▶ What the exercise asks: Search the data below for the word "εἶπε" and copy each line that holds it.

▶ Data for the task:

========

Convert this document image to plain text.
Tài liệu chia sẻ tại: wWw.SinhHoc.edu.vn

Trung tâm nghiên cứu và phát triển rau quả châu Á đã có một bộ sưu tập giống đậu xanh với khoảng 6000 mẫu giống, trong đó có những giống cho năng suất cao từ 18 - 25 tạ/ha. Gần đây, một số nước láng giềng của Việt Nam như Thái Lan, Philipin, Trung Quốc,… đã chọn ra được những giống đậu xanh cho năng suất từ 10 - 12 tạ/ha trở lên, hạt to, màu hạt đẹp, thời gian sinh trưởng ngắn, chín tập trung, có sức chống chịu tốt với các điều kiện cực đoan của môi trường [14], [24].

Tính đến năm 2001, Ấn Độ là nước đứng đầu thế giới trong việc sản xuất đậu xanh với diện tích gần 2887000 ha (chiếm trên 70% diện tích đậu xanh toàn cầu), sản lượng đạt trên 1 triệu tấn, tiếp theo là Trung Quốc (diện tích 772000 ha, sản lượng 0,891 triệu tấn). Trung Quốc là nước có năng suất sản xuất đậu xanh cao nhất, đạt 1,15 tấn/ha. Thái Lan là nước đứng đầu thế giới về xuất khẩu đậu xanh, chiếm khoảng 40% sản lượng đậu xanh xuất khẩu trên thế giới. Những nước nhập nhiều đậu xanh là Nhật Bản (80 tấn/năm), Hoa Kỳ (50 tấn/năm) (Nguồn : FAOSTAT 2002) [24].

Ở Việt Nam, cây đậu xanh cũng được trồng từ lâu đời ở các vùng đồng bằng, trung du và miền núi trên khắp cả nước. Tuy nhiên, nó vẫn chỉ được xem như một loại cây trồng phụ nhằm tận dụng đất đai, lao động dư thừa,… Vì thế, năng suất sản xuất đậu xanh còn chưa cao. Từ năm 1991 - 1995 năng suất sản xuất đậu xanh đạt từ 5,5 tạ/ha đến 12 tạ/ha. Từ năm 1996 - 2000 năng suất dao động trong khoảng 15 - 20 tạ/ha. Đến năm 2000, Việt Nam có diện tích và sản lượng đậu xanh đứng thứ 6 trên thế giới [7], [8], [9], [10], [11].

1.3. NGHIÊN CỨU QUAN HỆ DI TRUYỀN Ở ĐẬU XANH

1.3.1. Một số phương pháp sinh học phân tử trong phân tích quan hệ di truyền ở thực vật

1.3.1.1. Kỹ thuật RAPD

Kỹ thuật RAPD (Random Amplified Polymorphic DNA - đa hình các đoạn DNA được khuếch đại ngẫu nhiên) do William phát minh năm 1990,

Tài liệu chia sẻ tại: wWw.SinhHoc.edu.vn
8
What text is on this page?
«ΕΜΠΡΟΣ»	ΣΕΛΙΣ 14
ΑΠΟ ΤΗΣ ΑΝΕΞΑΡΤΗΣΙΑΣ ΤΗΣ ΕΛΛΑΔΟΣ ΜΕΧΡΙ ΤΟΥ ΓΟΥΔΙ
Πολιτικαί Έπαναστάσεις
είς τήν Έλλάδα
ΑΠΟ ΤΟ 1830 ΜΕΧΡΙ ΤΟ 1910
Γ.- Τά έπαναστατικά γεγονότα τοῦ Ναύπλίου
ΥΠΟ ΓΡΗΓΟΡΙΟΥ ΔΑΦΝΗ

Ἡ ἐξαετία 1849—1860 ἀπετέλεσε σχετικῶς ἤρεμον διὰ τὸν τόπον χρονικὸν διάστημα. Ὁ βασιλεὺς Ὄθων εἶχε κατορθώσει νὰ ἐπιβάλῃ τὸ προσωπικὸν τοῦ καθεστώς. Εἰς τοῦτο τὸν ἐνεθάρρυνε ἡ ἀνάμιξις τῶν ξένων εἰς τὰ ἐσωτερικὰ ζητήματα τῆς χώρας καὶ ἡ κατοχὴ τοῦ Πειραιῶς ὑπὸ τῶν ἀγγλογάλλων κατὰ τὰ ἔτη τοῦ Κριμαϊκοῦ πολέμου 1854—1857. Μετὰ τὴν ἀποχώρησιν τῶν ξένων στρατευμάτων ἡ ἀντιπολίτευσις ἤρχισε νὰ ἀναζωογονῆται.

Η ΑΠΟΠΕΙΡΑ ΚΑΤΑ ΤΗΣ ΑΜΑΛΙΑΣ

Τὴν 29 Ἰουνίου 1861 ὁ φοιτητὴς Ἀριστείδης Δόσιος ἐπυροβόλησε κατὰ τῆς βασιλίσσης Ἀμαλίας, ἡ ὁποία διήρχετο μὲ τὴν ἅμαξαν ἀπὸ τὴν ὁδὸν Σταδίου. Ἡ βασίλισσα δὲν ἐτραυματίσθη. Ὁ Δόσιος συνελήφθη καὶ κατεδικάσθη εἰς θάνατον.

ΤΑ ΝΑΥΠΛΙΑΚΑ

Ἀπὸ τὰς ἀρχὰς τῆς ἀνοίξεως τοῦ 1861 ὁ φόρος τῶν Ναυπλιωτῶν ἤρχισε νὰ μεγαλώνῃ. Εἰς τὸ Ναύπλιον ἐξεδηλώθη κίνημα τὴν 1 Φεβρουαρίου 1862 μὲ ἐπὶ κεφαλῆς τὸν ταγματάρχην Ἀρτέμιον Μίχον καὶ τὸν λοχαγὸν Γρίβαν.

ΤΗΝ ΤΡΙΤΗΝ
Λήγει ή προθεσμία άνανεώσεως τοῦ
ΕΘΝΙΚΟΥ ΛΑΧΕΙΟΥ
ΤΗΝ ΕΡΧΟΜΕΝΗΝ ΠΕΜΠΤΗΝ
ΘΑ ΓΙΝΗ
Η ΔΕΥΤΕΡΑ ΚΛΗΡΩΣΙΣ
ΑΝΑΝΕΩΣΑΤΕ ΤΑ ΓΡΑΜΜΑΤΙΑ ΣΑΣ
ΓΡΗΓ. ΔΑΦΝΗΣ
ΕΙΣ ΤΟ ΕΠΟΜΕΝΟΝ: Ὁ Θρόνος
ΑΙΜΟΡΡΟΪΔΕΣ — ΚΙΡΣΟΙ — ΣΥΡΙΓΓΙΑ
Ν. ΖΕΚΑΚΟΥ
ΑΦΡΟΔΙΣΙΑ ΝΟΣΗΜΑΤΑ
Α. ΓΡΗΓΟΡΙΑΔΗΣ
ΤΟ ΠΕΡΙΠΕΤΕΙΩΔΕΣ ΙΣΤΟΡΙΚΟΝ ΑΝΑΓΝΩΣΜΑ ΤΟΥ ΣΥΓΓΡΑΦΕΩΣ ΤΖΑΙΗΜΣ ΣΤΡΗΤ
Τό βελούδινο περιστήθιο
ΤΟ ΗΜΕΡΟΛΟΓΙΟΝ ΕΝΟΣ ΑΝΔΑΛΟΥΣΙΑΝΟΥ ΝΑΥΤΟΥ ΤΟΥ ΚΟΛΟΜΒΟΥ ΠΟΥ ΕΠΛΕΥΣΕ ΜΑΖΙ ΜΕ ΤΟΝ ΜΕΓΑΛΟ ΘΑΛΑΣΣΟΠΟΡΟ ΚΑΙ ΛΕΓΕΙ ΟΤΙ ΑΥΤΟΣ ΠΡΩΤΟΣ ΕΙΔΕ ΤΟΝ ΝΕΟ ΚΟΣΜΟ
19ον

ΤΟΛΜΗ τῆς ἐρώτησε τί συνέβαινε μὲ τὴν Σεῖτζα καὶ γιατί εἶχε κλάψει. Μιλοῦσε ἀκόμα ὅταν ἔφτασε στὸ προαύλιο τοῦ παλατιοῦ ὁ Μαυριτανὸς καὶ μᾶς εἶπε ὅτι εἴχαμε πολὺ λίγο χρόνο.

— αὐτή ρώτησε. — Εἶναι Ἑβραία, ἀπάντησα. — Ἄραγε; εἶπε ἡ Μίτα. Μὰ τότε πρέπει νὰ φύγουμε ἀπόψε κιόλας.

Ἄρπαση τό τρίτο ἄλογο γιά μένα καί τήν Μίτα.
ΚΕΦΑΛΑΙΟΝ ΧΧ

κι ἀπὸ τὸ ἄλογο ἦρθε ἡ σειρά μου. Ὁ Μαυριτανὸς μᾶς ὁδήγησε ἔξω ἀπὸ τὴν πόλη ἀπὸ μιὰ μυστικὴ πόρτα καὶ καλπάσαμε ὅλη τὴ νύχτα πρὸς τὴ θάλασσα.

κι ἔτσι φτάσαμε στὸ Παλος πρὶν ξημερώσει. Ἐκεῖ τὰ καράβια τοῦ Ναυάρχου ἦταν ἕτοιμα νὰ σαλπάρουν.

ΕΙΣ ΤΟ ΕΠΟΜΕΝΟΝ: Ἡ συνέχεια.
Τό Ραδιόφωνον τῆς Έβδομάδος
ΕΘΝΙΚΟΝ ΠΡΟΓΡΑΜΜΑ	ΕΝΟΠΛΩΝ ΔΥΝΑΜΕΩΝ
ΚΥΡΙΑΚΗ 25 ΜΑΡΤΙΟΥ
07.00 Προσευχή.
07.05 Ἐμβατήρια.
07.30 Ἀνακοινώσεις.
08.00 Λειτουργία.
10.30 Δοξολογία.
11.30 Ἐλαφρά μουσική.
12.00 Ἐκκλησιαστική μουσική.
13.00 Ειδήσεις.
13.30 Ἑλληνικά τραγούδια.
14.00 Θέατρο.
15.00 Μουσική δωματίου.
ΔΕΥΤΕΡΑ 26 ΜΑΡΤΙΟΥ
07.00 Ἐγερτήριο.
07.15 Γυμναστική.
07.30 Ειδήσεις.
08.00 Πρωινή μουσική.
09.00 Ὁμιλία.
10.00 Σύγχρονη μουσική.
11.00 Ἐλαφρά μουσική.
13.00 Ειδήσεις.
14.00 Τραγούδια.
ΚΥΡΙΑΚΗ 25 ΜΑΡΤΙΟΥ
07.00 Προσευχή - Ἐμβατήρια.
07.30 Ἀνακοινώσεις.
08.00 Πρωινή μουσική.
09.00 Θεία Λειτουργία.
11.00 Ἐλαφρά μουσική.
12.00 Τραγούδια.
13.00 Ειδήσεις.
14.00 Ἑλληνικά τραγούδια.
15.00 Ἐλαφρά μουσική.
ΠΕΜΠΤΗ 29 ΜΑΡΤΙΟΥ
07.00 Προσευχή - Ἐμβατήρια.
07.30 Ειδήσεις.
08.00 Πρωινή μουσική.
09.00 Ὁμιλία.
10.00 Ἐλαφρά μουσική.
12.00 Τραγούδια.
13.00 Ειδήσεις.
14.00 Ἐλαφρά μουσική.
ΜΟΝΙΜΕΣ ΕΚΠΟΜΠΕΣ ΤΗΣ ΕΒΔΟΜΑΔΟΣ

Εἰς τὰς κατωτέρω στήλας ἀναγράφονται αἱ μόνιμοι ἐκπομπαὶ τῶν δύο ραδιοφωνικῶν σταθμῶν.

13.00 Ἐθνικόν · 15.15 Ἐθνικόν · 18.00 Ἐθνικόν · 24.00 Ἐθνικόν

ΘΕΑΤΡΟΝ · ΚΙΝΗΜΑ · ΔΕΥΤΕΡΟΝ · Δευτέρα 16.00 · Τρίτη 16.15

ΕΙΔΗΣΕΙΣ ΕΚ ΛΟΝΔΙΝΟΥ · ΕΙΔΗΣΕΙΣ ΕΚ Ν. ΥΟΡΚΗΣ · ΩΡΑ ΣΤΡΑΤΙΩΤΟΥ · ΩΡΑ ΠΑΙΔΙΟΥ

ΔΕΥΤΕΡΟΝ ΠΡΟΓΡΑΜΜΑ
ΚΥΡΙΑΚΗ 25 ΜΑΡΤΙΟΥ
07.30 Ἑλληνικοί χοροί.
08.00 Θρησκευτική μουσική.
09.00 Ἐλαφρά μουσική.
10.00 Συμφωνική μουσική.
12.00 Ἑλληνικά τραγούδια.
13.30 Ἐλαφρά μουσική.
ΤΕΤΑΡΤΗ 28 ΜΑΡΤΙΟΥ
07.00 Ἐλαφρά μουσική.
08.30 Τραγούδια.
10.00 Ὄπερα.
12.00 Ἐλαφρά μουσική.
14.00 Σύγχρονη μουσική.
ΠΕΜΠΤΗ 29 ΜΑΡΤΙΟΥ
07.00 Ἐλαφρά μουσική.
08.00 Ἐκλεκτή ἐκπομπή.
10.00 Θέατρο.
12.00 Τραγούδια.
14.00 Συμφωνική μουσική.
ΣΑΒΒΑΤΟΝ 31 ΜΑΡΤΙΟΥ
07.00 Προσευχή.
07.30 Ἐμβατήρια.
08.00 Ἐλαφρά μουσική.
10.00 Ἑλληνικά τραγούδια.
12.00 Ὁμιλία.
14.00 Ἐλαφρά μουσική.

========

▶ Exercise output:
ΤΟΛΜΗ τῆς ἐρώτησε τί συνέβαινε μὲ τὴν Σεῖτζα καὶ γιατί εἶχε κλάψει. Μιλοῦσε ἀκόμα ὅταν ἔφτασε στὸ προαύλιο τοῦ παλατιοῦ ὁ Μαυριτανὸς καὶ μᾶς εἶπε ὅτι εἴχαμε πολὺ λίγο χρόνο.
— αὐτή ρώτησε. — Εἶναι Ἑβραία, ἀπάντησα. — Ἄραγε; εἶπε ἡ Μίτα. Μὰ τότε πρέπει νὰ φύγουμε ἀπόψε κιόλας.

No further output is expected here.